Work to complete >>
Copy the records verbatim, beginning at the first line and ending with the line that contains "left panel: blue curve top", with both of those lines included.

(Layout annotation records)
------------------------

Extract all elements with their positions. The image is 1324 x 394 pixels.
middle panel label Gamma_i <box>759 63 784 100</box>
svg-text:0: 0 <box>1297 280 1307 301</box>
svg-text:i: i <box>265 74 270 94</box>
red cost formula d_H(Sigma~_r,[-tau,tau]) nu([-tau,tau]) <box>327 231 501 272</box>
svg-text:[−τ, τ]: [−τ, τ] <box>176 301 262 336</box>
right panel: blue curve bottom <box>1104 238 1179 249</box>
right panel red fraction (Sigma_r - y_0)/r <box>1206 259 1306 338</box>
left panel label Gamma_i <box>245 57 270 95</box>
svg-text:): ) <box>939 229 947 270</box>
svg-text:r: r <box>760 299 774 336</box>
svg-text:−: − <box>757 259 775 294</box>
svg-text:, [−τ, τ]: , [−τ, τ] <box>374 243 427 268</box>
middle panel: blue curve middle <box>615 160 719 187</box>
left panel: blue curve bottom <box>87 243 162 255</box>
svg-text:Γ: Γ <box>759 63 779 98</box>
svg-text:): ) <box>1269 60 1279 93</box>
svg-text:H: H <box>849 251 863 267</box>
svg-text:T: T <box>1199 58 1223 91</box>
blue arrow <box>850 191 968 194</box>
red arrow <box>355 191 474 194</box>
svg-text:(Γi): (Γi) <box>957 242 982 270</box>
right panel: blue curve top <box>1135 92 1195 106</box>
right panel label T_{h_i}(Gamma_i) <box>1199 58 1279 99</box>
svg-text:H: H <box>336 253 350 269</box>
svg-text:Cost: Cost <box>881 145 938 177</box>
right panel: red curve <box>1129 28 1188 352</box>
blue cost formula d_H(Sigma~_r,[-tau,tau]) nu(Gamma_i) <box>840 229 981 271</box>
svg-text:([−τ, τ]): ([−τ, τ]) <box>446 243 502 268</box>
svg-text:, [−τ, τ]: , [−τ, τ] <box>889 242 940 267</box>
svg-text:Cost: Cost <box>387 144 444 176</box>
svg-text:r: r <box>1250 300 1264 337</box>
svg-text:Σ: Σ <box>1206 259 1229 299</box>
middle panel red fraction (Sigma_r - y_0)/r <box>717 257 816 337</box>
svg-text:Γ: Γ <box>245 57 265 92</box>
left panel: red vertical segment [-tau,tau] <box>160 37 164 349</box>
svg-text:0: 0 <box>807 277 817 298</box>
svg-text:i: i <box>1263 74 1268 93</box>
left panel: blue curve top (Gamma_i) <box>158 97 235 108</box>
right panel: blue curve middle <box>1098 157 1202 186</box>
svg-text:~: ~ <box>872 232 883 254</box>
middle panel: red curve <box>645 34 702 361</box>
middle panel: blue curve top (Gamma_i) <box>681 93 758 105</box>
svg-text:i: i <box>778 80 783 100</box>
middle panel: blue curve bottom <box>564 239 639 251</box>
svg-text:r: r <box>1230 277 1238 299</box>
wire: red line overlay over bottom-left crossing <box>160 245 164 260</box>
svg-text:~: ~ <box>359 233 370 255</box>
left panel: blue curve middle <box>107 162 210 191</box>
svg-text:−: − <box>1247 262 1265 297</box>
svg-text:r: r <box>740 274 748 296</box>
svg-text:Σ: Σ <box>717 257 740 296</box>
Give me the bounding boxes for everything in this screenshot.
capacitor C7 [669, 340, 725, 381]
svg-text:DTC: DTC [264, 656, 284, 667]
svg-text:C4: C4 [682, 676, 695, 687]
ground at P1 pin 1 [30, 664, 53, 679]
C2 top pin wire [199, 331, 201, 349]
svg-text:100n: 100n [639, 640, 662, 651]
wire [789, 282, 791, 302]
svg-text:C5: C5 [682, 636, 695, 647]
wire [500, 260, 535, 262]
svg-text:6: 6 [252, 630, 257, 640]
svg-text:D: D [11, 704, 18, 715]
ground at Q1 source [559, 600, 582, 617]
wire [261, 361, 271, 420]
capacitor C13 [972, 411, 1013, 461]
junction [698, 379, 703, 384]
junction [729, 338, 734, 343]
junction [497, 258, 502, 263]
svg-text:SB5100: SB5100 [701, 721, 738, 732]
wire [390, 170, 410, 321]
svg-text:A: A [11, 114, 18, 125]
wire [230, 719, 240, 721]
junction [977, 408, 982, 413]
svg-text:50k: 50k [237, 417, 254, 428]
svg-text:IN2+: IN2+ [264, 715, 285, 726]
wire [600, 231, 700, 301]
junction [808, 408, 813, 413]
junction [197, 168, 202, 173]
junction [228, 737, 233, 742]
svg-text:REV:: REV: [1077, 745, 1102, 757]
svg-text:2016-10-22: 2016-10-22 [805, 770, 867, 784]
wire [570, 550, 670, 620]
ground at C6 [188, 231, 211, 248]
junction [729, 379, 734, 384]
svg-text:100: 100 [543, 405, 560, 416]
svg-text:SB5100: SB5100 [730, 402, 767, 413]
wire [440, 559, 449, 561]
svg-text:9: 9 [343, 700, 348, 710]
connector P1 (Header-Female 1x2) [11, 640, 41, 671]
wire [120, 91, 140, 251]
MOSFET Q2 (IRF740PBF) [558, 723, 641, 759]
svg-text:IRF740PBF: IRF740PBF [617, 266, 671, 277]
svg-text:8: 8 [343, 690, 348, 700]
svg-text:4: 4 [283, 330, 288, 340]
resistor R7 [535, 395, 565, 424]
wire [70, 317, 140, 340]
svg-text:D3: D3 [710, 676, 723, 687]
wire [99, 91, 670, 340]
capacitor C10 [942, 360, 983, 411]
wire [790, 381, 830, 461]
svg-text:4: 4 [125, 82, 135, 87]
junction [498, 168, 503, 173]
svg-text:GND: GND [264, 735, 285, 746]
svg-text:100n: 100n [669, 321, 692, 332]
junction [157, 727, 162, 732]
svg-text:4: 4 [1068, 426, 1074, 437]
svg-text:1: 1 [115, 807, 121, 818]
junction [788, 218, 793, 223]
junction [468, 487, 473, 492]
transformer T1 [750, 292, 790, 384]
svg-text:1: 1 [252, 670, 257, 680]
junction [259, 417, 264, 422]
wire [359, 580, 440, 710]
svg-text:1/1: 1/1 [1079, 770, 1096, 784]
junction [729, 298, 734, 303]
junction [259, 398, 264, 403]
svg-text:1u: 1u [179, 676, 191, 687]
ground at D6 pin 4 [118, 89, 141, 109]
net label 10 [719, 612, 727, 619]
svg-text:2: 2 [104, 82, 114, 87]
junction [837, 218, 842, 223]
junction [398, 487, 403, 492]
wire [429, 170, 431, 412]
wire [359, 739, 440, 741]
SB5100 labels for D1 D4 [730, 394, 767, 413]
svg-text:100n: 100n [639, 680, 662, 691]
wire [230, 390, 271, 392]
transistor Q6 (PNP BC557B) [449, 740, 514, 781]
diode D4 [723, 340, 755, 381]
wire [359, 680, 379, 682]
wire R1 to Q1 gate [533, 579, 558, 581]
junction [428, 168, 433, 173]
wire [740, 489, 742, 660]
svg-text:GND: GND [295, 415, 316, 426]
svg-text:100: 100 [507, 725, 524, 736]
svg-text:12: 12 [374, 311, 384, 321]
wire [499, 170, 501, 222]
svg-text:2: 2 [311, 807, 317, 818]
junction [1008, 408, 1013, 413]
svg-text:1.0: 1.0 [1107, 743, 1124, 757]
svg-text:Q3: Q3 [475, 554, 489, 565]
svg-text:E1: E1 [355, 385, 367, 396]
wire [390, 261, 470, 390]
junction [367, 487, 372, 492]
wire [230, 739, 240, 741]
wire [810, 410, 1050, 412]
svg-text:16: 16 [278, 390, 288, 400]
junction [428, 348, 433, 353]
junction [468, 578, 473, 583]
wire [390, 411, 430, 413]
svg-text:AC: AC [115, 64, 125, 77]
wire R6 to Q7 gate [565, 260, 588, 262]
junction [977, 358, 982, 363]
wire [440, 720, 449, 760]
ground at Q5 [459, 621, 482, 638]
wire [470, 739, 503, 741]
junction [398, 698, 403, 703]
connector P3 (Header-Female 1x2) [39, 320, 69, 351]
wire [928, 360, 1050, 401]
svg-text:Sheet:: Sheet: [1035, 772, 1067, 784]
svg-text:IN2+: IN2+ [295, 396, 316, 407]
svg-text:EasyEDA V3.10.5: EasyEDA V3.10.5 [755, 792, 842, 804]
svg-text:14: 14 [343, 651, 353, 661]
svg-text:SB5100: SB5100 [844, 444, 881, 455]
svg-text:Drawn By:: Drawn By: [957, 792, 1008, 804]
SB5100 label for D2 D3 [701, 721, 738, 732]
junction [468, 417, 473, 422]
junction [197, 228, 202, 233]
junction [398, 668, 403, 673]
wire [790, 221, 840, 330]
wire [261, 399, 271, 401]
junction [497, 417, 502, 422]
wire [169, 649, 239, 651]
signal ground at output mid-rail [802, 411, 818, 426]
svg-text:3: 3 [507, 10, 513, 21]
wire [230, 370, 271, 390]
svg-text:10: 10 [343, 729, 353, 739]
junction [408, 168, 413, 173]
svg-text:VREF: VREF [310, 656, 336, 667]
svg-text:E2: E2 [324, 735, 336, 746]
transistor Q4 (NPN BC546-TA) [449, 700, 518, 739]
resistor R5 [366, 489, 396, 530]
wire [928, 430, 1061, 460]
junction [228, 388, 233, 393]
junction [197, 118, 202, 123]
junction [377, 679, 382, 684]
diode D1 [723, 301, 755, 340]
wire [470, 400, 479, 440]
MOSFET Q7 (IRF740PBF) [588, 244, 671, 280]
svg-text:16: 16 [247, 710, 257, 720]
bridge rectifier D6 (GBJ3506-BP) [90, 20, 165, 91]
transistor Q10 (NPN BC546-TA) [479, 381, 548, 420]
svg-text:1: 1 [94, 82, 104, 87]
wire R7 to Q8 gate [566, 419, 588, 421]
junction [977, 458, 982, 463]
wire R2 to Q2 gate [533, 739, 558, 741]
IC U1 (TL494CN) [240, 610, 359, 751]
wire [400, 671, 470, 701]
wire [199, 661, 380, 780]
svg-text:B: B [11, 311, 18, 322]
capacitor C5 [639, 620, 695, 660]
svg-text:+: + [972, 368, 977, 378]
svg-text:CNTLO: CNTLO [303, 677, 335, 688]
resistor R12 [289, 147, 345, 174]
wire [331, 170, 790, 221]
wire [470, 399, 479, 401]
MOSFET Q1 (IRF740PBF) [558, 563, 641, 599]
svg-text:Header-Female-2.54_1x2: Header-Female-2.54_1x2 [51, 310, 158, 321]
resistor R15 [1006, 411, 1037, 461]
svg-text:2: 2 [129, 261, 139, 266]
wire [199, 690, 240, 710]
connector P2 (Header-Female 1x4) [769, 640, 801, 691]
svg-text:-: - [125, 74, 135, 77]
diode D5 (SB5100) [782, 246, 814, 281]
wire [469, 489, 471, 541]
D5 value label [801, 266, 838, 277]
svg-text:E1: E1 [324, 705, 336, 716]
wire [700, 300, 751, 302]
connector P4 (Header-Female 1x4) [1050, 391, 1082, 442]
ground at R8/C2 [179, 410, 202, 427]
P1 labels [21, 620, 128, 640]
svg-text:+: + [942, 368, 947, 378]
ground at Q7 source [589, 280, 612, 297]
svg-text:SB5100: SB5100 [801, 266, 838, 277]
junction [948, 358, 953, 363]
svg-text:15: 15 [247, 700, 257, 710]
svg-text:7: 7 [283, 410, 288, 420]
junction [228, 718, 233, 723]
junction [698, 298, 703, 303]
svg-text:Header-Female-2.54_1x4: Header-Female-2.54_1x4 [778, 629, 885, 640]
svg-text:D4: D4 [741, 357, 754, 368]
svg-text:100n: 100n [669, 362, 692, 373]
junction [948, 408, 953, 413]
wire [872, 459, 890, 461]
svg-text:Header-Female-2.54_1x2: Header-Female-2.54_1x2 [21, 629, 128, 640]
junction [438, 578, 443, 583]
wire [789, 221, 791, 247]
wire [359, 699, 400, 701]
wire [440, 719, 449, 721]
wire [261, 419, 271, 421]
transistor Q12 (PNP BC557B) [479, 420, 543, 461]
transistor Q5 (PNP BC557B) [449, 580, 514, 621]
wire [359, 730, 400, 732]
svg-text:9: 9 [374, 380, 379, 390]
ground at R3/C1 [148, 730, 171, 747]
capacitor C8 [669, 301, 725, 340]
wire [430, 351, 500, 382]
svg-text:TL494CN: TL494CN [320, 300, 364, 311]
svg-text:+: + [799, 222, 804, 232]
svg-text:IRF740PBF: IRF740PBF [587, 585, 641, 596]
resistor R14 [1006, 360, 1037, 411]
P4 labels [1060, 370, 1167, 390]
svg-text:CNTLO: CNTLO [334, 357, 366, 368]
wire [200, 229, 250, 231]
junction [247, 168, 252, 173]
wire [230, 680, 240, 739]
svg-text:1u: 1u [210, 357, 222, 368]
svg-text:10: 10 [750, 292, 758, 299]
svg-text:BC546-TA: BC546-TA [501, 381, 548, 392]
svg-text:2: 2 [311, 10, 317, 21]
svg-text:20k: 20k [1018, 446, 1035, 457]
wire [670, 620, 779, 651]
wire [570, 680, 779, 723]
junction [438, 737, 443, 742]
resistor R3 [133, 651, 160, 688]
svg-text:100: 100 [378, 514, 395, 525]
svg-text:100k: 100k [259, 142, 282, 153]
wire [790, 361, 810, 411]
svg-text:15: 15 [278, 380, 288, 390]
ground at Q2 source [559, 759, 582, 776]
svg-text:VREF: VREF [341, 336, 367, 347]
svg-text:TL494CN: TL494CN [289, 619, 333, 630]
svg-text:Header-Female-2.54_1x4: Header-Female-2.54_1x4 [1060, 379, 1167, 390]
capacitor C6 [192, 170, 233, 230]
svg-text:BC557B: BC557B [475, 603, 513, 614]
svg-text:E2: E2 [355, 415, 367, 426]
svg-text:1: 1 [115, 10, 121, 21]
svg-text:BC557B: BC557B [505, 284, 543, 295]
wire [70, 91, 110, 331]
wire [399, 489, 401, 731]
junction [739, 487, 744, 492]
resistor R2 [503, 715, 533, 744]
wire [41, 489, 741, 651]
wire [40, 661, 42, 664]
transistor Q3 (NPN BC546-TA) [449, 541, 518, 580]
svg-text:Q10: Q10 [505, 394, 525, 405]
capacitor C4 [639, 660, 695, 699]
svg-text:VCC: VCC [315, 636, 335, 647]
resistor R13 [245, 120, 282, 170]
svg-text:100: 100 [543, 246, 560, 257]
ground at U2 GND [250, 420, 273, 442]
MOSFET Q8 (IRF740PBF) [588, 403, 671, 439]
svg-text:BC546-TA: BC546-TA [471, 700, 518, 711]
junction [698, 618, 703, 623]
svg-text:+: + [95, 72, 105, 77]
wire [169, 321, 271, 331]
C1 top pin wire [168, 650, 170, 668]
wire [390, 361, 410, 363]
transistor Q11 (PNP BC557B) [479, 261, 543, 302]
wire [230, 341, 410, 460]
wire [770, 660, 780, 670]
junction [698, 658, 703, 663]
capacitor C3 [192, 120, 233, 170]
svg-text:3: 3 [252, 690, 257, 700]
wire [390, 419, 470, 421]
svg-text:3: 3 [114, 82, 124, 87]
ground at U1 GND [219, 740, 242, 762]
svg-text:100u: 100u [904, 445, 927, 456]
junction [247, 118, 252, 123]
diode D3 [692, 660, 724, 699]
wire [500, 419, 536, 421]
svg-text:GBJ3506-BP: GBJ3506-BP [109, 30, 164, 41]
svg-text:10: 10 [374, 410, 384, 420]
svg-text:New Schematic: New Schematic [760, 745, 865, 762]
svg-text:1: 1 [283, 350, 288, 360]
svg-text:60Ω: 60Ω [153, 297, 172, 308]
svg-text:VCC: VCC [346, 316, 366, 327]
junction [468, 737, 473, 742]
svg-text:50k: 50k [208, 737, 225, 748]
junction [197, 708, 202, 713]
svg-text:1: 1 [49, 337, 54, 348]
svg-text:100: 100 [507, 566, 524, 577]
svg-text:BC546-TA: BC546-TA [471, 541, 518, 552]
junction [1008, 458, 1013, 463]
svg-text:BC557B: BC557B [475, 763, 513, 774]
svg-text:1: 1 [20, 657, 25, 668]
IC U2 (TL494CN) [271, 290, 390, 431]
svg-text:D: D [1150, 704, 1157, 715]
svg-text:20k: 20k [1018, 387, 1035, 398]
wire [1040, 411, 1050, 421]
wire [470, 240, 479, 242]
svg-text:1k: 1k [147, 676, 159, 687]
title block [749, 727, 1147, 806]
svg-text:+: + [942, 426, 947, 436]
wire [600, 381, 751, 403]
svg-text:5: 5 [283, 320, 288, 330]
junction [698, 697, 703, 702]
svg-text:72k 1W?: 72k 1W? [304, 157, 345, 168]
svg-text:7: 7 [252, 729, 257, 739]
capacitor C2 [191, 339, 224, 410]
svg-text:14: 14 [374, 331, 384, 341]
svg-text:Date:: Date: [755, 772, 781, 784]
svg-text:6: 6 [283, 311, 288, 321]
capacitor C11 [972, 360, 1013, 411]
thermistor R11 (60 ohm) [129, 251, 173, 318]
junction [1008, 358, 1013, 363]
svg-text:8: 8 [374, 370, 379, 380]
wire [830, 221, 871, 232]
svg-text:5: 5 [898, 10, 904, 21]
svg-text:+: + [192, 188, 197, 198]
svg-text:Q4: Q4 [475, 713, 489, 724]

------------------------

Output >>
Extract all elements with their positions. The image is 1324 x 394 pixels.
middle panel label Gamma_i <box>759 63 784 100</box>
svg-text:0: 0 <box>1297 280 1307 301</box>
svg-text:i: i <box>265 74 270 94</box>
red cost formula d_H(Sigma~_r,[-tau,tau]) nu([-tau,tau]) <box>327 231 501 272</box>
svg-text:[−τ, τ]: [−τ, τ] <box>176 301 262 336</box>
right panel: blue curve bottom <box>1104 238 1179 249</box>
right panel red fraction (Sigma_r - y_0)/r <box>1206 259 1306 338</box>
left panel label Gamma_i <box>245 57 270 95</box>
svg-text:): ) <box>939 229 947 270</box>
svg-text:r: r <box>760 299 774 336</box>
svg-text:−: − <box>757 259 775 294</box>
svg-text:, [−τ, τ]: , [−τ, τ] <box>374 243 427 268</box>
middle panel: blue curve middle <box>615 160 719 187</box>
left panel: blue curve bottom <box>87 243 162 255</box>
svg-text:Γ: Γ <box>759 63 779 98</box>
svg-text:): ) <box>1269 60 1279 93</box>
svg-text:H: H <box>849 251 863 267</box>
svg-text:T: T <box>1199 58 1223 91</box>
blue arrow <box>850 191 968 194</box>
red arrow <box>355 191 474 194</box>
svg-text:(Γi): (Γi) <box>957 242 982 270</box>
right panel: blue curve top <box>1135 92 1195 106</box>
right panel label T_{h_i}(Gamma_i) <box>1199 58 1279 99</box>
svg-text:H: H <box>336 253 350 269</box>
svg-text:Cost: Cost <box>881 145 938 177</box>
right panel: red curve <box>1129 28 1188 352</box>
blue cost formula d_H(Sigma~_r,[-tau,tau]) nu(Gamma_i) <box>840 229 981 271</box>
svg-text:([−τ, τ]): ([−τ, τ]) <box>446 243 502 268</box>
svg-text:, [−τ, τ]: , [−τ, τ] <box>889 242 940 267</box>
svg-text:Cost: Cost <box>387 144 444 176</box>
svg-text:r: r <box>1250 300 1264 337</box>
svg-text:Σ: Σ <box>1206 259 1229 299</box>
middle panel red fraction (Sigma_r - y_0)/r <box>717 257 816 337</box>
svg-text:Γ: Γ <box>245 57 265 92</box>
left panel: red vertical segment [-tau,tau] <box>160 37 164 349</box>
svg-text:0: 0 <box>807 277 817 298</box>
svg-text:i: i <box>1263 74 1268 93</box>
left panel: blue curve top (Gamma_i) <box>158 97 235 108</box>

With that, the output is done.